→ WORK INSTRUCTIONS
In the data below, find every line with the string "État" and pull it out.
Start of DATA EXCERPTS
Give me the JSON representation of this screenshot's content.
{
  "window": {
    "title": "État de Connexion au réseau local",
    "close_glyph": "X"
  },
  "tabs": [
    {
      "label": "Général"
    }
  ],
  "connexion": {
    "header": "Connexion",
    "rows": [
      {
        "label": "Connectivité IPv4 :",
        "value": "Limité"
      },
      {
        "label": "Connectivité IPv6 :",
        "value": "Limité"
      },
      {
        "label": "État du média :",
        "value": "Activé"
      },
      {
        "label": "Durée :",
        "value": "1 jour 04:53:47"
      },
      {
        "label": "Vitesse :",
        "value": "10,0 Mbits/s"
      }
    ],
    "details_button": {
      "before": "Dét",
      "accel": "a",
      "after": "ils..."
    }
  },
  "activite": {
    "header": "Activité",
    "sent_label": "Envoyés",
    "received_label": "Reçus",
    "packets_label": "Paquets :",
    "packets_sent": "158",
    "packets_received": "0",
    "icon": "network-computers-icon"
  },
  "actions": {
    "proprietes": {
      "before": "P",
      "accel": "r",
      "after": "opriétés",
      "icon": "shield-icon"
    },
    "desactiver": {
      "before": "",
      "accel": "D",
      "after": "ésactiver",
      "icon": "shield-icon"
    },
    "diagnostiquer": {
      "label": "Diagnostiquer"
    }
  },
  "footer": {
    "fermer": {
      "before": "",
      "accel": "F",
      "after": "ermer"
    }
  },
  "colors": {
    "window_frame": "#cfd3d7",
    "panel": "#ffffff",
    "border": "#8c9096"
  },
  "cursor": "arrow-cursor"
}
End of DATA EXCERPTS
→ FINAL RESULT
    "title": "État de Connexion au réseau local",
        "label": "État du média :",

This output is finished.